| Dataset excerpts |

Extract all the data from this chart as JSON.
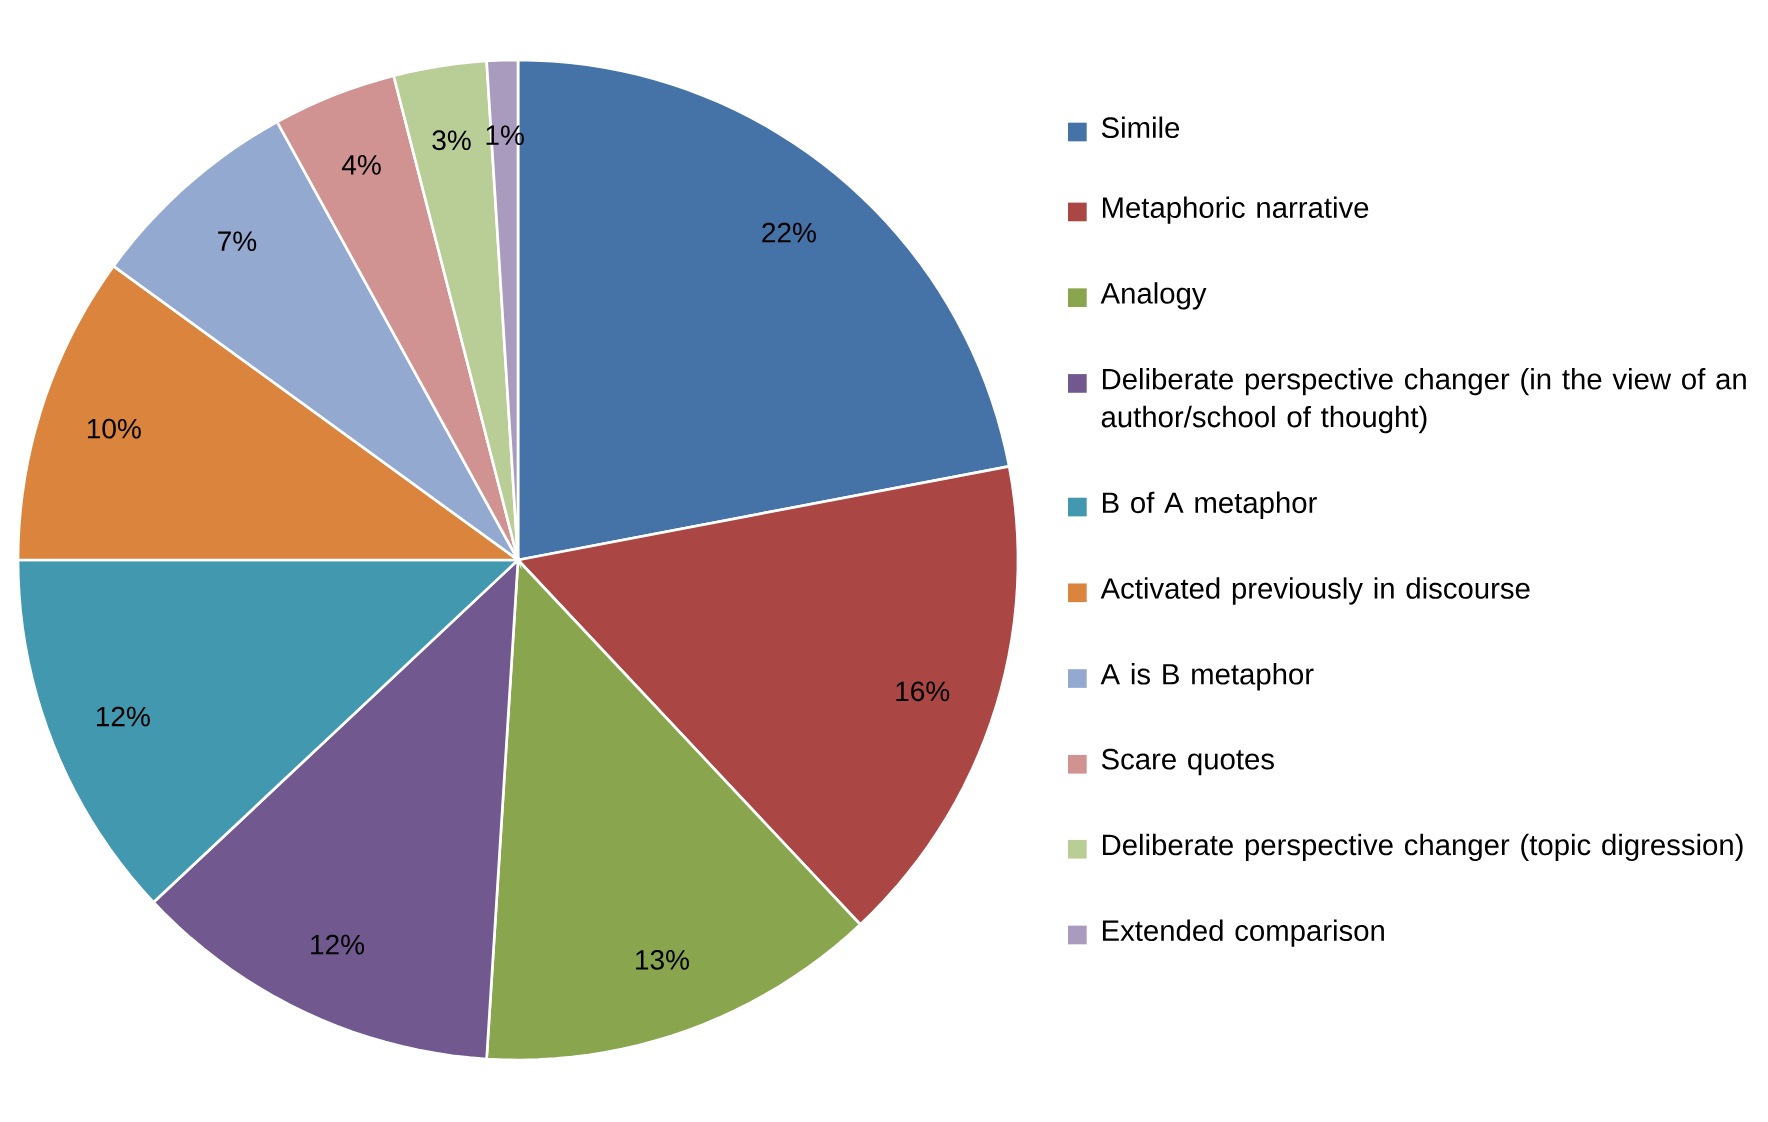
{
  "chart_data": {
    "type": "pie",
    "categories": [
      "Simile",
      "Metaphoric narrative",
      "Analogy",
      "Deliberate perspective changer (in the view of an author/school of thought)",
      "B of A metaphor",
      "Activated previously in discourse",
      "A is B metaphor",
      "Scare quotes",
      "Deliberate perspective changer (topic digression)",
      "Extended comparison"
    ],
    "values": [
      22,
      16,
      13,
      12,
      12,
      10,
      7,
      4,
      3,
      1
    ],
    "value_labels": [
      "22%",
      "16%",
      "13%",
      "12%",
      "12%",
      "10%",
      "7%",
      "4%",
      "3%",
      "1%"
    ],
    "colors": [
      "#4572a7",
      "#aa4643",
      "#89a54e",
      "#71588f",
      "#4198af",
      "#db843d",
      "#93a9cf",
      "#d19392",
      "#b9cd96",
      "#a99bbd"
    ],
    "legend": "right"
  }
}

| What the exercise asks |
Take the listing above and print it exactly, apart from the pictures.

| Written response |
Extract all the data from this chart as JSON.
{
  "chart_data": {
    "type": "pie",
    "categories": [
      "Simile",
      "Metaphoric narrative",
      "Analogy",
      "Deliberate perspective changer (in the view of an author/school of thought)",
      "B of A metaphor",
      "Activated previously in discourse",
      "A is B metaphor",
      "Scare quotes",
      "Deliberate perspective changer (topic digression)",
      "Extended comparison"
    ],
    "values": [
      22,
      16,
      13,
      12,
      12,
      10,
      7,
      4,
      3,
      1
    ],
    "value_labels": [
      "22%",
      "16%",
      "13%",
      "12%",
      "12%",
      "10%",
      "7%",
      "4%",
      "3%",
      "1%"
    ],
    "colors": [
      "#4572a7",
      "#aa4643",
      "#89a54e",
      "#71588f",
      "#4198af",
      "#db843d",
      "#93a9cf",
      "#d19392",
      "#b9cd96",
      "#a99bbd"
    ],
    "legend": "right"
  }
}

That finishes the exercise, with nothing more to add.